### WHAT IS EXPECTED
Select from the records below every line that has the word "hunc" in it.

— start of RECORDS FOR PROCESSING —

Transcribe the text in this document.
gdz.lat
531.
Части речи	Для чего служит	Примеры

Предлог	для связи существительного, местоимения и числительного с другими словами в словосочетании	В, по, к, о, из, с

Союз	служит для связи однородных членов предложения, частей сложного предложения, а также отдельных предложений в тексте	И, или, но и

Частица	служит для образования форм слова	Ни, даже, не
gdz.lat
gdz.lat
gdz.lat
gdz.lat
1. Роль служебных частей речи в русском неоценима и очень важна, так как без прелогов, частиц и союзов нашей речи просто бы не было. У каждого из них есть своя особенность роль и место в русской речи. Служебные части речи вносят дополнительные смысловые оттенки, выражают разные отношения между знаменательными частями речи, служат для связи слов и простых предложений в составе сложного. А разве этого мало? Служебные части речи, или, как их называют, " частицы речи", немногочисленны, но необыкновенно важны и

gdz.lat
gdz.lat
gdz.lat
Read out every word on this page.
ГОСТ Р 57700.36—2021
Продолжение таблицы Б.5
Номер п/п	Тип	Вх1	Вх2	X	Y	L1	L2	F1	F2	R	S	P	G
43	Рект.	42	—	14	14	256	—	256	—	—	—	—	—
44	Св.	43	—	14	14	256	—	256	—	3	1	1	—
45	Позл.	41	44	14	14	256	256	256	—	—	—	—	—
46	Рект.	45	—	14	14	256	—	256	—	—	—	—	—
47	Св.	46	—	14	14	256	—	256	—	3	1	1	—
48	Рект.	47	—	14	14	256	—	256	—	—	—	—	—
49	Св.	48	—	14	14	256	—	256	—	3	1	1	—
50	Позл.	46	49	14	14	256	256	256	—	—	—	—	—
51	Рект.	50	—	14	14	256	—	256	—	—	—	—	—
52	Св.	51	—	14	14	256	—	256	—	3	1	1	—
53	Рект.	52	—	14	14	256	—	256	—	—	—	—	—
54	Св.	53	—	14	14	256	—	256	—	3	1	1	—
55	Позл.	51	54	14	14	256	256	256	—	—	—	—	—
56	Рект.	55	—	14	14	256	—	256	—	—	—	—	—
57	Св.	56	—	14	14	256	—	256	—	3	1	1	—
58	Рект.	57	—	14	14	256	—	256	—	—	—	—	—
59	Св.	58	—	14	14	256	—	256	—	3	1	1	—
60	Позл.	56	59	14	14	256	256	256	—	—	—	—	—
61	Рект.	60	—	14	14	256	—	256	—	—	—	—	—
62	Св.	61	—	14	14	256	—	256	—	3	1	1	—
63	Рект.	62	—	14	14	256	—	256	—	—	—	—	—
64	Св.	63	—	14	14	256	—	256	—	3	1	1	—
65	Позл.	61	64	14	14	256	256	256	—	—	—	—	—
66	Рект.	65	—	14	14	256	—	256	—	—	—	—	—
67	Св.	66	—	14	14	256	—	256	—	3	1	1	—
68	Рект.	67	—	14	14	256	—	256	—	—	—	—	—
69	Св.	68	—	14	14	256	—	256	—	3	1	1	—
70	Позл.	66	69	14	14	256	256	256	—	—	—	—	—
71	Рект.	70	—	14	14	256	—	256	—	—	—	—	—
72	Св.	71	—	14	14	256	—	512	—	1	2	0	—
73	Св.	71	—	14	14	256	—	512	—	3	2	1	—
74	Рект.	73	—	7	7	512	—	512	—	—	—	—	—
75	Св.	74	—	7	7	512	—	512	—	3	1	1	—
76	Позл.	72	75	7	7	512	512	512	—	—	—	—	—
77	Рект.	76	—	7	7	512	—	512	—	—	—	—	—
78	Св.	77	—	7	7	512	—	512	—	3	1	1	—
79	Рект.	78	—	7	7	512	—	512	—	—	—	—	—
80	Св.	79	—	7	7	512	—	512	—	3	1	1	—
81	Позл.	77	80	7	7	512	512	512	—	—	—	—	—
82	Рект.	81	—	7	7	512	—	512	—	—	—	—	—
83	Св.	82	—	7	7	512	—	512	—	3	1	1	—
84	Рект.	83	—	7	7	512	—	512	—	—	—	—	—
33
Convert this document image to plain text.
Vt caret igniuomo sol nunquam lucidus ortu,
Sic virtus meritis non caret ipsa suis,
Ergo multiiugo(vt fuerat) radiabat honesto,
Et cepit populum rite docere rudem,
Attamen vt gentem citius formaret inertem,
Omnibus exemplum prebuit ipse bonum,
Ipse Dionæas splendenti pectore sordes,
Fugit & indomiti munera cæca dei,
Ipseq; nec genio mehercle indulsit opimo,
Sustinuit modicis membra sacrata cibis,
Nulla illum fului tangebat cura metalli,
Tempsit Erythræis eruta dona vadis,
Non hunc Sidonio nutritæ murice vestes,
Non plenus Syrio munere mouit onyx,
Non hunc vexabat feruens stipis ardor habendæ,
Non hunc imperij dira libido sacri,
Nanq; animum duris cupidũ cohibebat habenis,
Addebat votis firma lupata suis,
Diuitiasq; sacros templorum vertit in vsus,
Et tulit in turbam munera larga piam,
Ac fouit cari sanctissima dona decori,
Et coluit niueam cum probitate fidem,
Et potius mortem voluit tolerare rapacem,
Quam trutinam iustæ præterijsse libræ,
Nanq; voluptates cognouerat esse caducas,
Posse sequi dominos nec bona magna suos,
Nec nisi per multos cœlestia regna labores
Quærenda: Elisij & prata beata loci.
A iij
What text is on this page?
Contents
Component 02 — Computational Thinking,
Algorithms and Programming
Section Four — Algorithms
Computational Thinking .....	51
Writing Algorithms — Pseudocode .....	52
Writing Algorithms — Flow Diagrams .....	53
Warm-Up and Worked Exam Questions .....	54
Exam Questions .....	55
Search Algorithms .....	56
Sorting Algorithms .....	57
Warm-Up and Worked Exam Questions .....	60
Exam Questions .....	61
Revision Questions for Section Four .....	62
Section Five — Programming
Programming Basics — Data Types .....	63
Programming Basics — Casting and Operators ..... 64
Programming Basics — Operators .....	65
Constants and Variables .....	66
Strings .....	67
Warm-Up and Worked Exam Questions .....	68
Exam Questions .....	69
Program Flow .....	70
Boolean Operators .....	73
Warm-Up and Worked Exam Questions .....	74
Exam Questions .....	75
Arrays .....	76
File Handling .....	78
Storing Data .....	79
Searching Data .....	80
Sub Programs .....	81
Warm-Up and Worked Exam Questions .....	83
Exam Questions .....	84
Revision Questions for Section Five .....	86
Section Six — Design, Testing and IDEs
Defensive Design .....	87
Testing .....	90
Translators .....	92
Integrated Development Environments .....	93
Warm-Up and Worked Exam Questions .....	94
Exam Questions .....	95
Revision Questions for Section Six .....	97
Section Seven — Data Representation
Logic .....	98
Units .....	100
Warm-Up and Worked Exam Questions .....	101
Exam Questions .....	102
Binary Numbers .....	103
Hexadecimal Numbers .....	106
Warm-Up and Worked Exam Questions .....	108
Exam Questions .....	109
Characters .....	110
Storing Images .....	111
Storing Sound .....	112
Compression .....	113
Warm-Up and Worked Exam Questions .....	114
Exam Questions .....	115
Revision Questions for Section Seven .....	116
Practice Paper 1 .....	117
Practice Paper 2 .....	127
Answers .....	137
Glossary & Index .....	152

— end of RECORDS FOR PROCESSING —

### FINAL RESULT
Non hunc Sidonio nutritæ murice vestes,
Non hunc vexabat feruens stipis ardor habendæ,
Non hunc imperij dira libido sacri,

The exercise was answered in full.